# ETH inline aquarium heater or Rena Smart heater?



## Hopethisworks... (Mar 24, 2011)

Just wondering if you have any opinions on these heaters..any +s or -s. I was leaning toward the smart heater...


----------



## killacross (Apr 29, 2010)

smart heater + cost

inline heater + its out of site


...go with the Hydor
does no one else make an inline version?


----------



## freshyleif (Jan 9, 2008)

LOVE my Hydor!


----------



## Hopethisworks... (Mar 24, 2011)

I dont like that fact that,theres two more possible leaks out of the tank...I dont get your post killacross... + cost and + outtasight


----------



## killacross (Apr 29, 2010)

the benefit of the smart heater is that its cheaper (aka a +)

the benefit of the hydor is its out of sight (aka a +)


----------



## vancat (Nov 5, 2004)

Hydor is awesome.


----------



## JakeJ (Apr 14, 2010)

Get the Hydor!

Read up on them here - http://theplantedfishbowl.wordpress.com/

I have not used the Rena Smart Heater, but from what I have heard it is pretty solid.

I would still go with the Hydor though, as it is invisible in the aquarium and it works great.


----------



## Hopethisworks... (Mar 24, 2011)

ya,guess hydor sounds like the popular choice round here so..


----------
= = =
• _Brief 1_
Please output the section of the aquarium heater thread that begins at the words "Hydor is awesome." and stops after the words "is pretty solid.".
• _Brief 2_
For each statement below, answer yes or no according to the aquarium heater thread, and quote the words that decide it. (a) killacross names lower cost as the benefit of the smart heater. (b) JakeJ has used the Rena Smart Heater. (c) Hopethisworks... objects to the possibility of two more leaks out of the tank.

• _Supplied records_
= = =
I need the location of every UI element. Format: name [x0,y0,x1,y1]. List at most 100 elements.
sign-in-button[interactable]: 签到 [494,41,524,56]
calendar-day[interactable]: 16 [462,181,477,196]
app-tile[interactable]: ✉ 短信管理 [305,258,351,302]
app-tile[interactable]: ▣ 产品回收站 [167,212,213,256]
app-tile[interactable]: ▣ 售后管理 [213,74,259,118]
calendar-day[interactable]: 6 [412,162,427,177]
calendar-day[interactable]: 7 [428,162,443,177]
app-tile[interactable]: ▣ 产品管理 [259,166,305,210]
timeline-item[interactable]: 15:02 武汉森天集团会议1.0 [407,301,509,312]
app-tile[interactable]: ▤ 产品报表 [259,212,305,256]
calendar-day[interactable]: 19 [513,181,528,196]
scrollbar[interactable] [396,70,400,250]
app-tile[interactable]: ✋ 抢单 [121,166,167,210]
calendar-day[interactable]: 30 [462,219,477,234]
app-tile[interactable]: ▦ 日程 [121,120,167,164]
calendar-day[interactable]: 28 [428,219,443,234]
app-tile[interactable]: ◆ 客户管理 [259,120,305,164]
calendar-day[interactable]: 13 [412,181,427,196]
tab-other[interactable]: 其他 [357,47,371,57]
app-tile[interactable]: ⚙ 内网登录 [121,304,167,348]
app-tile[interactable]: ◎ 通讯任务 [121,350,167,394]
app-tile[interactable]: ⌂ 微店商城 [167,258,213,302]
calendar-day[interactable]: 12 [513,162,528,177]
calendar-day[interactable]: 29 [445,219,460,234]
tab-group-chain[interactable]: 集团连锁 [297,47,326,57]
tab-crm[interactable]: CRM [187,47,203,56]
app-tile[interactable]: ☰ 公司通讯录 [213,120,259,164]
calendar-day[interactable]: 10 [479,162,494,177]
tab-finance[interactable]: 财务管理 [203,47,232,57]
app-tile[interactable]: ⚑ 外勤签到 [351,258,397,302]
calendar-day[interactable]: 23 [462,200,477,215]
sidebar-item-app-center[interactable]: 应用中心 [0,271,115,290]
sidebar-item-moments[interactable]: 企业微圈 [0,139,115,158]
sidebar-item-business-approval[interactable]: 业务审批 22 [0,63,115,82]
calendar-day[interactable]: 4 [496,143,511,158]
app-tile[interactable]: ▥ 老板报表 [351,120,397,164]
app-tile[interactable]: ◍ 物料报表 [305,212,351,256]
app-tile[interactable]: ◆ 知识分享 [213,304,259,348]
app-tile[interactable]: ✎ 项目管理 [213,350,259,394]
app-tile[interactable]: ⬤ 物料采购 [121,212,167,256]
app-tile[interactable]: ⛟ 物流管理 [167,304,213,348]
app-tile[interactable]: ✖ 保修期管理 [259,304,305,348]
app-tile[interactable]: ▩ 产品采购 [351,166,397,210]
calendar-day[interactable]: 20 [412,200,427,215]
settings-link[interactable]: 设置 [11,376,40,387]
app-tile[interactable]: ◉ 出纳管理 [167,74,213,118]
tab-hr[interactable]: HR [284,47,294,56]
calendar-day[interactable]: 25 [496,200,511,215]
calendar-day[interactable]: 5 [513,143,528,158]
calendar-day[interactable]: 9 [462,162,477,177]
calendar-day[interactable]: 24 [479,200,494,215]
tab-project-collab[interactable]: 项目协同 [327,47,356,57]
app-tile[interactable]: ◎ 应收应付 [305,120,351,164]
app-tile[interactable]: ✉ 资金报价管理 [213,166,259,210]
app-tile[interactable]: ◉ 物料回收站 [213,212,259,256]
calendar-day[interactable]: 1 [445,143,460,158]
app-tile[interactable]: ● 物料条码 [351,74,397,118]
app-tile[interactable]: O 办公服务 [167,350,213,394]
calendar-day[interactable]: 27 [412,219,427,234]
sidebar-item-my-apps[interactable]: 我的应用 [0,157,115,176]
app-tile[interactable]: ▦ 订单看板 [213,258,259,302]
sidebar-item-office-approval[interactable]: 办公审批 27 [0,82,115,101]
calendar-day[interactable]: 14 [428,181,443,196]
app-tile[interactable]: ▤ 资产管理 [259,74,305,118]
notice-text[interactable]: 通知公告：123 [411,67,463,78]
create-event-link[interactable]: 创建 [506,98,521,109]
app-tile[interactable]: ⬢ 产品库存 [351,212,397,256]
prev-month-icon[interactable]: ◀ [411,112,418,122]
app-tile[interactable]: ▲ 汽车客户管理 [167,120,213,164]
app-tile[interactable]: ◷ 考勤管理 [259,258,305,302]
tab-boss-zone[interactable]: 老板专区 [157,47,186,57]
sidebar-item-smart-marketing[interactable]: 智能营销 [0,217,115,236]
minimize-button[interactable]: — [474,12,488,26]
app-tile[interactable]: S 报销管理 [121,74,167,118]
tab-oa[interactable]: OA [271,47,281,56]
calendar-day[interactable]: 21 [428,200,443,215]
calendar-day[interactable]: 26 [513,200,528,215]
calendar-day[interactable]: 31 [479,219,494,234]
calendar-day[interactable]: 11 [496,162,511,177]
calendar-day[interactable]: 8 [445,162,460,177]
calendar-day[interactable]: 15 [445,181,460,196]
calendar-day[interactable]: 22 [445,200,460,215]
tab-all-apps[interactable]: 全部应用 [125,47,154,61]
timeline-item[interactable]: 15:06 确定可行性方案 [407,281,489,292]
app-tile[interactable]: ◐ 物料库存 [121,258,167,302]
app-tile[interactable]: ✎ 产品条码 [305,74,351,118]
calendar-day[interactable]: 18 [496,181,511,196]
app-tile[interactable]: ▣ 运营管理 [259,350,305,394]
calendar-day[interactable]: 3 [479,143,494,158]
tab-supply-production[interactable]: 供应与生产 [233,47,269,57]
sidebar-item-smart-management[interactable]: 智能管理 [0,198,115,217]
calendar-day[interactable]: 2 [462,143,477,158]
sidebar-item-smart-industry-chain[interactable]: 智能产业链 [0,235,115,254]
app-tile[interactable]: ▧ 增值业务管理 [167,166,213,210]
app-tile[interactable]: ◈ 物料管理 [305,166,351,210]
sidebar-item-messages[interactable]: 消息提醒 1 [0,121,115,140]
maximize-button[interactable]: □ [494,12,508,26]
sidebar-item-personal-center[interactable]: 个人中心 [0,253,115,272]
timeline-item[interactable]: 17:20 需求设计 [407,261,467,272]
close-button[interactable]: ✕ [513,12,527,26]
= = =
• _Exercise output 1_
Hydor is awesome.


----------



## JakeJ (Apr 14, 2010)

Get the Hydor!

Read up on them here - http://theplantedfishbowl.wordpress.com/

I have not used the Rena Smart Heater, but from what I have heard it is pretty solid.

• _Exercise output 2_
(a) Yes: "the benefit of the smart heater is that its cheaper (aka a +)"
(b) No: "I have not used the Rena Smart Heater"
(c) Yes: "I dont like that fact that,theres two more possible leaks out of the tank"